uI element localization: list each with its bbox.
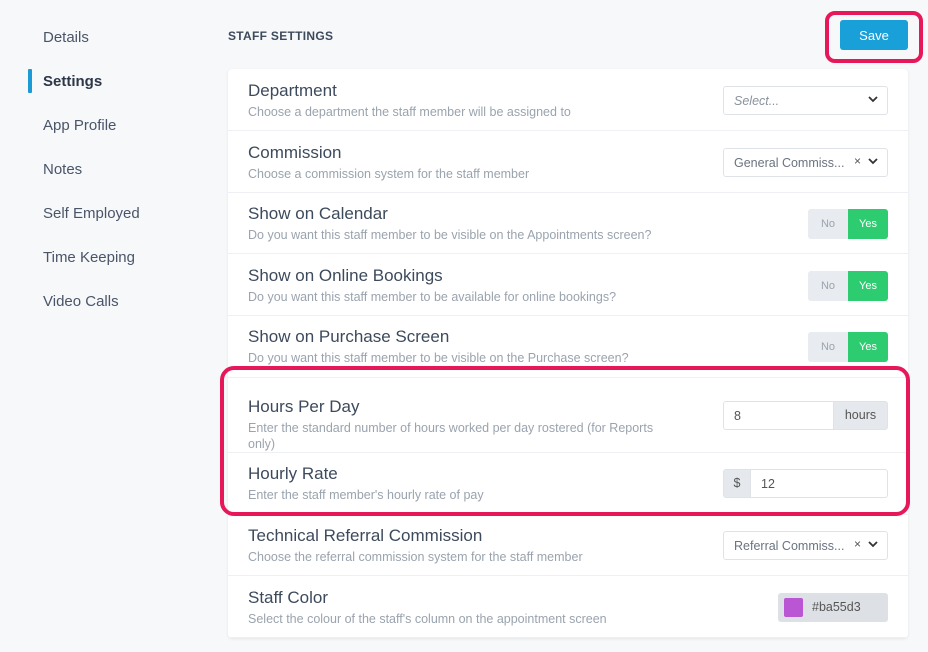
rate-title: Hourly Rate [248, 464, 338, 483]
referral-desc: Choose the referral commission system fo… [248, 550, 583, 564]
color-value: #ba55d3 [812, 600, 861, 614]
department-select-value: Select... [734, 94, 780, 108]
chevron-down-icon [868, 158, 878, 165]
hours-desc-line2: only) [248, 437, 276, 451]
staff-color-desc: Select the colour of the staff's column … [248, 612, 607, 626]
page-title: STAFF SETTINGS [228, 29, 334, 43]
referral-title: Technical Referral Commission [248, 526, 483, 545]
calendar-toggle-no[interactable]: No [808, 209, 848, 239]
sidebar-item-self-employed[interactable]: Self Employed [43, 205, 140, 223]
calendar-row: Show on Calendar Do you want this staff … [228, 193, 908, 254]
purchase-toggle-no[interactable]: No [808, 332, 848, 362]
department-title: Department [248, 81, 337, 100]
sidebar: Details Settings App Profile Notes Self … [0, 0, 200, 652]
hours-input[interactable] [723, 401, 833, 430]
purchase-title: Show on Purchase Screen [248, 327, 450, 346]
purchase-toggle-yes[interactable]: Yes [848, 332, 888, 362]
calendar-title: Show on Calendar [248, 204, 388, 223]
purchase-toggle[interactable]: No Yes [808, 332, 888, 362]
referral-select-value: Referral Commiss... [734, 539, 845, 553]
hours-desc-line1: Enter the standard number of hours worke… [248, 421, 654, 435]
calendar-toggle[interactable]: No Yes [808, 209, 888, 239]
online-bookings-toggle-no[interactable]: No [808, 271, 848, 301]
commission-desc: Choose a commission system for the staff… [248, 167, 530, 181]
online-bookings-toggle[interactable]: No Yes [808, 271, 888, 301]
rate-desc: Enter the staff member's hourly rate of … [248, 488, 484, 502]
save-button[interactable]: Save [840, 20, 908, 50]
hours-unit-addon: hours [833, 401, 888, 430]
sidebar-item-video-calls[interactable]: Video Calls [43, 293, 119, 311]
hours-title: Hours Per Day [248, 397, 360, 416]
commission-title: Commission [248, 143, 342, 162]
chevron-down-icon [868, 96, 878, 103]
referral-row: Technical Referral Commission Choose the… [228, 515, 908, 576]
hourly-rate-input[interactable] [751, 469, 888, 498]
department-row: Department Choose a department the staff… [228, 69, 908, 131]
commission-select-value: General Commiss... [734, 156, 845, 170]
calendar-desc: Do you want this staff member to be visi… [248, 228, 652, 242]
clear-icon[interactable]: × [854, 154, 861, 168]
sidebar-item-settings[interactable]: Settings [43, 73, 102, 91]
sidebar-item-notes[interactable]: Notes [43, 161, 82, 179]
commission-row: Commission Choose a commission system fo… [228, 131, 908, 193]
online-bookings-desc: Do you want this staff member to be avai… [248, 290, 617, 304]
clear-icon[interactable]: × [854, 537, 861, 551]
color-picker[interactable]: #ba55d3 [778, 593, 888, 622]
referral-select[interactable]: Referral Commiss... × [723, 531, 888, 560]
staff-color-title: Staff Color [248, 588, 329, 607]
purchase-desc: Do you want this staff member to be visi… [248, 351, 629, 365]
online-bookings-row: Show on Online Bookings Do you want this… [228, 254, 908, 316]
department-select[interactable]: Select... [723, 86, 888, 115]
online-bookings-title: Show on Online Bookings [248, 266, 443, 285]
color-swatch[interactable] [784, 598, 803, 617]
department-desc: Choose a department the staff member wil… [248, 105, 571, 119]
sidebar-item-app-profile[interactable]: App Profile [43, 117, 116, 135]
chevron-down-icon [868, 541, 878, 548]
commission-select[interactable]: General Commiss... × [723, 148, 888, 177]
sidebar-item-details[interactable]: Details [43, 29, 89, 47]
settings-card: Department Choose a department the staff… [228, 69, 908, 638]
online-bookings-toggle-yes[interactable]: Yes [848, 271, 888, 301]
currency-addon: $ [723, 469, 751, 498]
sidebar-item-time-keeping[interactable]: Time Keeping [43, 249, 135, 267]
active-nav-indicator [28, 69, 32, 93]
calendar-toggle-yes[interactable]: Yes [848, 209, 888, 239]
purchase-row: Show on Purchase Screen Do you want this… [228, 316, 908, 378]
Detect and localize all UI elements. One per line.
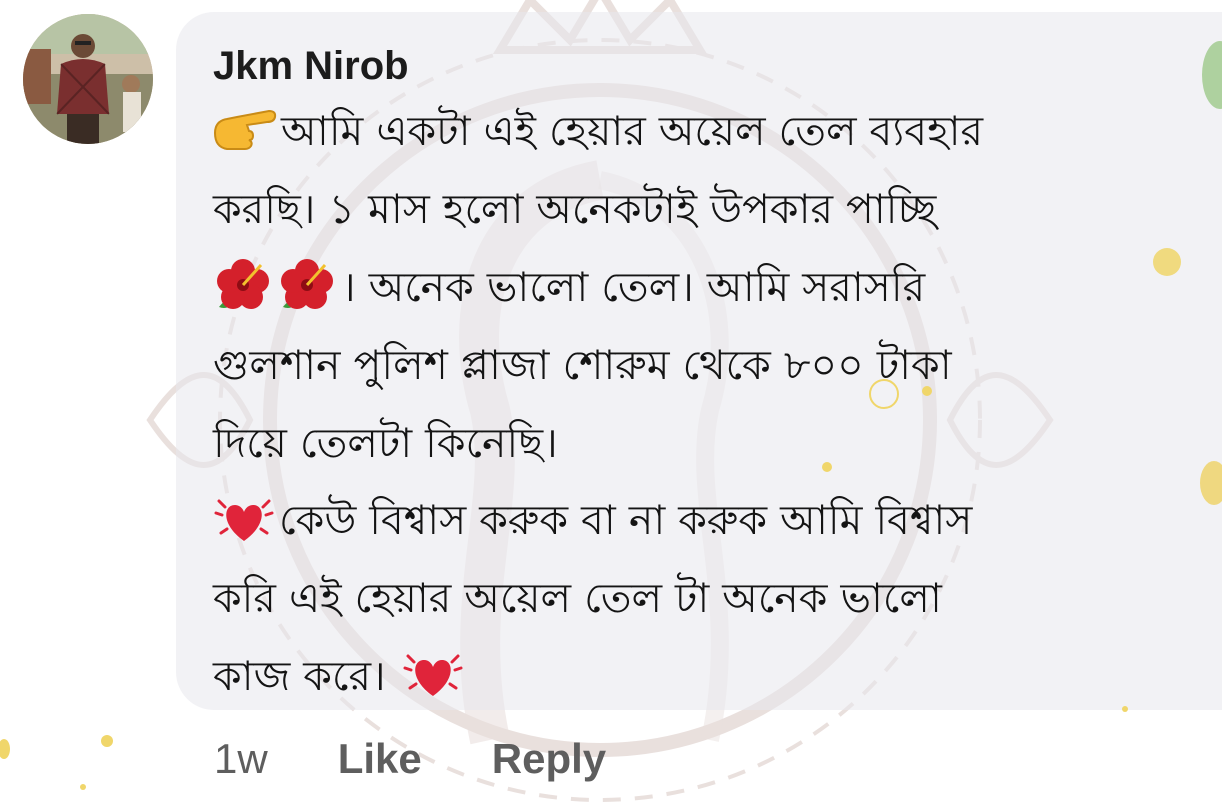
comment-line: গুলশান পুলিশ প্লাজা শোরুম থেকে ৮০০ টাকা: [213, 329, 1213, 407]
author-name[interactable]: Jkm Nirob: [213, 42, 409, 90]
glitter-dot-icon: [0, 739, 10, 759]
comment-text: কাজ করে।: [213, 651, 386, 700]
glitter-dot-icon: [80, 784, 86, 790]
avatar-photo: [23, 14, 153, 144]
hibiscus-icon: [277, 255, 337, 325]
comment-text: করছি। ১ মাস হলো অনেকটাই উপকার পাচ্ছি: [213, 185, 937, 234]
comment-line: দিয়ে তেলটা কিনেছি।: [213, 407, 1213, 485]
reply-button[interactable]: Reply: [492, 735, 606, 783]
glitter-dot-icon: [101, 735, 113, 747]
hibiscus-icon: [213, 255, 273, 325]
comment-line: কাজ করে।: [213, 641, 1213, 719]
comment-line: কেউ বিশ্বাস করুক বা না করুক আমি বিশ্বাস: [213, 485, 1213, 563]
beating-heart-icon: [402, 646, 464, 712]
comment-line: করছি। ১ মাস হলো অনেকটাই উপকার পাচ্ছি: [213, 174, 1213, 252]
comment-line: । অনেক ভালো তেল। আমি সরাসরি: [213, 252, 1213, 330]
comment-text: দিয়ে তেলটা কিনেছি।: [213, 418, 558, 467]
comment-text: করি এই হেয়ার অয়েল তেল টা অনেক ভালো: [213, 574, 942, 623]
comment-screen: Jkm Nirob আমি একটা এই হেয়ার অয়েল তেল ব…: [0, 0, 1222, 806]
like-button[interactable]: Like: [338, 735, 422, 783]
comment-text: গুলশান পুলিশ প্লাজা শোরুম থেকে ৮০০ টাকা: [213, 340, 952, 389]
comment-body: আমি একটা এই হেয়ার অয়েল তেল ব্যবহার করছ…: [213, 96, 1213, 718]
comment-line: করি এই হেয়ার অয়েল তেল টা অনেক ভালো: [213, 563, 1213, 641]
comment-text: । অনেক ভালো তেল। আমি সরাসরি: [341, 262, 926, 311]
comment-timestamp[interactable]: 1w: [214, 735, 268, 783]
avatar[interactable]: [23, 14, 153, 144]
pointing-hand-icon: [213, 107, 277, 163]
comment-actions: 1w Like Reply: [214, 735, 606, 783]
beating-heart-icon: [213, 491, 275, 557]
comment-line: আমি একটা এই হেয়ার অয়েল তেল ব্যবহার: [213, 96, 1213, 174]
comment-text: কেউ বিশ্বাস করুক বা না করুক আমি বিশ্বাস: [279, 496, 973, 545]
comment-text: আমি একটা এই হেয়ার অয়েল তেল ব্যবহার: [281, 107, 984, 156]
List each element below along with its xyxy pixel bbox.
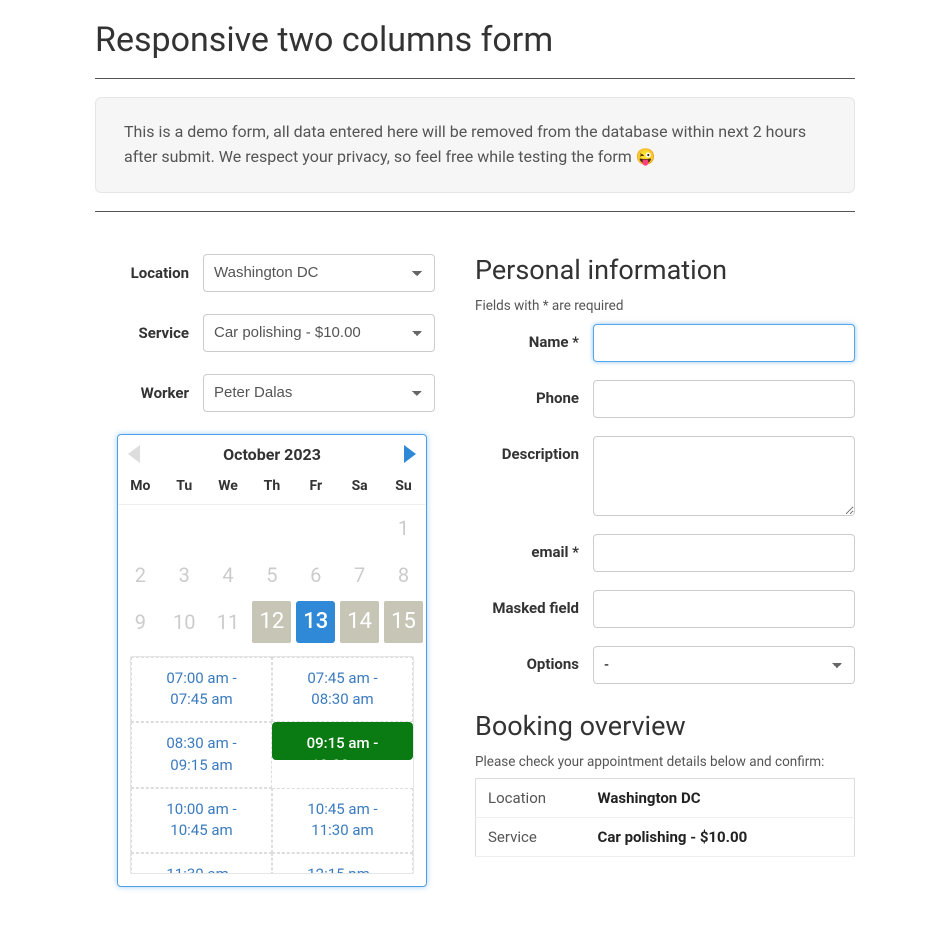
options-select[interactable]: -: [593, 646, 855, 684]
calendar-month: October 2023: [223, 445, 321, 464]
time-slot[interactable]: 11:30 am -: [131, 853, 272, 873]
overview-table: LocationWashington DCServiceCar polishin…: [475, 778, 855, 857]
left-column: Location Washington DC Service Car polis…: [95, 254, 435, 888]
name-input[interactable]: [593, 324, 855, 362]
calendar-day[interactable]: 15: [382, 598, 426, 645]
worker-select[interactable]: Peter Dalas: [203, 374, 435, 412]
calendar-day: 7: [338, 551, 382, 598]
calendar-day: [250, 504, 294, 551]
time-slot[interactable]: 08:30 am - 09:15 am: [131, 722, 272, 788]
divider: [95, 78, 855, 79]
divider: [95, 211, 855, 212]
time-slot[interactable]: 10:00 am - 10:45 am: [131, 788, 272, 854]
calendar-day: 2: [119, 551, 163, 598]
email-label: email *: [475, 534, 593, 561]
page-title: Responsive two columns form: [95, 20, 855, 60]
overview-hint: Please check your appointment details be…: [475, 754, 855, 770]
next-month-icon[interactable]: [404, 445, 416, 463]
weekday-header: Sa: [338, 470, 382, 505]
calendar-day: 6: [294, 551, 338, 598]
demo-notice: This is a demo form, all data entered he…: [95, 97, 855, 193]
time-slot[interactable]: 07:45 am - 08:30 am: [272, 657, 413, 723]
overview-key: Service: [476, 817, 586, 856]
calendar-day[interactable]: 13: [294, 598, 338, 645]
calendar-day: 11: [206, 598, 250, 645]
options-label: Options: [475, 646, 593, 673]
time-slot[interactable]: 10:45 am - 11:30 am: [272, 788, 413, 854]
calendar-day: [119, 504, 163, 551]
email-input[interactable]: [593, 534, 855, 572]
calendar-grid: MoTuWeThFrSaSu 123456789101112131415: [118, 470, 426, 646]
calendar-day: [162, 504, 206, 551]
calendar-day[interactable]: 14: [338, 598, 382, 645]
overview-heading: Booking overview: [475, 710, 855, 742]
calendar-day: 3: [162, 551, 206, 598]
weekday-header: We: [206, 470, 250, 505]
worker-label: Worker: [95, 384, 203, 402]
calendar: October 2023 MoTuWeThFrSaSu 123456789101…: [117, 434, 427, 888]
service-select[interactable]: Car polishing - $10.00: [203, 314, 435, 352]
weekday-header: Th: [250, 470, 294, 505]
phone-input[interactable]: [593, 380, 855, 418]
overview-value: Car polishing - $10.00: [586, 817, 855, 856]
description-label: Description: [475, 436, 593, 463]
name-label: Name *: [475, 324, 593, 351]
calendar-day: 9: [119, 598, 163, 645]
time-slot[interactable]: 09:15 am - 10:00 am: [272, 722, 413, 760]
calendar-day: 10: [162, 598, 206, 645]
calendar-day: 4: [206, 551, 250, 598]
overview-key: Location: [476, 778, 586, 817]
overview-row: ServiceCar polishing - $10.00: [476, 817, 855, 856]
weekday-header: Fr: [294, 470, 338, 505]
weekday-header: Mo: [119, 470, 163, 505]
time-slots: 07:00 am - 07:45 am07:45 am - 08:30 am08…: [130, 656, 414, 875]
calendar-day[interactable]: 12: [250, 598, 294, 645]
prev-month-icon: [128, 445, 140, 463]
description-input[interactable]: [593, 436, 855, 516]
location-select[interactable]: Washington DC: [203, 254, 435, 292]
time-slot[interactable]: 07:00 am - 07:45 am: [131, 657, 272, 723]
weekday-header: Tu: [162, 470, 206, 505]
masked-label: Masked field: [475, 590, 593, 617]
right-column: Personal information Fields with * are r…: [475, 254, 855, 857]
calendar-day: 8: [382, 551, 426, 598]
overview-row: LocationWashington DC: [476, 778, 855, 817]
calendar-day: [206, 504, 250, 551]
location-label: Location: [95, 264, 203, 282]
phone-label: Phone: [475, 380, 593, 407]
weekday-header: Su: [382, 470, 426, 505]
notice-text: This is a demo form, all data entered he…: [124, 122, 806, 166]
required-hint: Fields with * are required: [475, 298, 855, 314]
overview-value: Washington DC: [586, 778, 855, 817]
time-slot[interactable]: 12:15 pm -: [272, 853, 413, 873]
calendar-day: 1: [382, 504, 426, 551]
masked-input[interactable]: [593, 590, 855, 628]
calendar-day: [338, 504, 382, 551]
personal-heading: Personal information: [475, 254, 855, 286]
calendar-day: [294, 504, 338, 551]
calendar-day: 5: [250, 551, 294, 598]
service-label: Service: [95, 324, 203, 342]
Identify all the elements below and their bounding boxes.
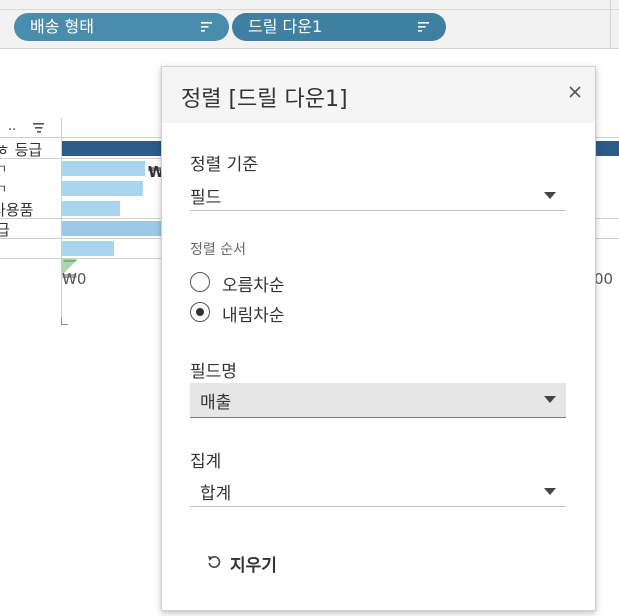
aggregation-dropdown[interactable]: 합계 xyxy=(190,475,566,507)
aggregation-value: 합계 xyxy=(200,484,232,504)
row-label: ㄱ xyxy=(0,182,8,196)
pill-label: 배송 형태 xyxy=(30,17,94,36)
row-label: 급 xyxy=(0,221,10,239)
close-icon[interactable] xyxy=(567,84,583,100)
shelf-edge xyxy=(610,0,611,48)
columns-shelf: 배송 형태 드릴 다운1 xyxy=(0,0,619,49)
row-separator xyxy=(594,137,619,138)
row-label: ㄱ xyxy=(0,162,8,176)
dialog-header: 정렬 [드릴 다운1] xyxy=(162,67,595,123)
sort-dialog: 정렬 [드릴 다운1] 정렬 기준 필드 정렬 순서 오름차순 내림차순 필드명… xyxy=(161,66,596,611)
radio-label: 오름차순 xyxy=(222,276,285,296)
radio-button-unchecked[interactable] xyxy=(190,272,210,292)
row-separator xyxy=(0,258,161,259)
bar[interactable] xyxy=(62,221,161,236)
row-label: 사용품 xyxy=(0,201,34,219)
sort-icon[interactable] xyxy=(33,123,45,133)
axis-tick-label: ₩0 xyxy=(62,270,87,288)
chevron-down-icon xyxy=(544,488,556,495)
sort-by-value: 필드 xyxy=(190,188,222,208)
aggregation-label: 집계 xyxy=(190,452,222,472)
bar[interactable] xyxy=(62,141,161,156)
field-name-value: 매출 xyxy=(200,393,232,413)
shelf-divider xyxy=(0,9,619,10)
pill-shipping-type[interactable]: 배송 형태 xyxy=(14,13,229,41)
sort-icon xyxy=(418,22,429,32)
sort-by-dropdown[interactable]: 필드 xyxy=(190,179,566,211)
row-separator xyxy=(0,137,161,138)
sort-by-label: 정렬 기준 xyxy=(190,155,258,175)
row-separator xyxy=(594,218,619,219)
chevron-down-icon xyxy=(544,192,556,199)
corner-marker xyxy=(61,318,68,325)
axis-tick-label: 00 xyxy=(594,270,614,288)
field-name-dropdown[interactable]: 매출 xyxy=(190,383,566,418)
clear-label: 지우기 xyxy=(230,556,277,576)
pill-drill-down[interactable]: 드릴 다운1 xyxy=(232,13,446,41)
chevron-down-icon xyxy=(544,396,556,403)
row-header-label: .. xyxy=(8,119,17,134)
bar[interactable] xyxy=(62,161,145,176)
field-name-label: 필드명 xyxy=(190,362,237,382)
pill-label: 드릴 다운1 xyxy=(248,17,323,36)
bar[interactable] xyxy=(62,201,120,216)
radio-button-checked[interactable] xyxy=(190,302,210,322)
bar[interactable] xyxy=(62,181,143,196)
sort-icon xyxy=(201,22,212,32)
radio-dot xyxy=(195,307,204,316)
bar[interactable] xyxy=(594,141,619,156)
sort-order-label: 정렬 순서 xyxy=(190,242,246,258)
bar[interactable] xyxy=(62,241,114,256)
radio-label: 내림차순 xyxy=(222,306,285,326)
dialog-title: 정렬 [드릴 다운1] xyxy=(181,87,348,112)
row-separator xyxy=(594,238,619,239)
undo-icon xyxy=(208,556,221,569)
row-label: ㅎ 등급 xyxy=(0,141,43,159)
row-separator xyxy=(0,238,161,239)
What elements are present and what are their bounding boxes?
----------
> [Written exercise]
Reproduce every line of the data word for word, from the line containing "options-select[interactable]: -: [593, 646, 855, 684]" down through the line containing "time-slot[interactable]: 07:45 am", including both of those lines.

> [Solution]
options-select[interactable]: -: [593, 646, 855, 684]
calendar-month: October 2023: [223, 445, 321, 464]
time-slot[interactable]: 11:30 am -: [131, 853, 272, 873]
overview-table: LocationWashington DCServiceCar polishin…: [475, 778, 855, 857]
left-column: Location Washington DC Service Car polis…: [95, 254, 435, 888]
name-input[interactable]: [593, 324, 855, 362]
calendar-day[interactable]: 15: [382, 598, 426, 645]
worker-select[interactable]: Peter Dalas: [203, 374, 435, 412]
calendar-day: 7: [338, 551, 382, 598]
calendar-day: [250, 504, 294, 551]
time-slot[interactable]: 08:30 am - 09:15 am: [131, 722, 272, 788]
divider: [95, 78, 855, 79]
divider: [95, 211, 855, 212]
time-slot[interactable]: 10:00 am - 10:45 am: [131, 788, 272, 854]
calendar-day: 2: [119, 551, 163, 598]
email-label: email *: [475, 534, 593, 561]
page-title: Responsive two columns form: [95, 20, 855, 60]
overview-hint: Please check your appointment details be…: [475, 754, 855, 770]
next-month-icon[interactable]: [404, 445, 416, 463]
weekday-header: Sa: [338, 470, 382, 505]
calendar-day: 6: [294, 551, 338, 598]
demo-notice: This is a demo form, all data entered he…: [95, 97, 855, 193]
time-slot[interactable]: 07:45 am - 08:30 am: [272, 657, 413, 723]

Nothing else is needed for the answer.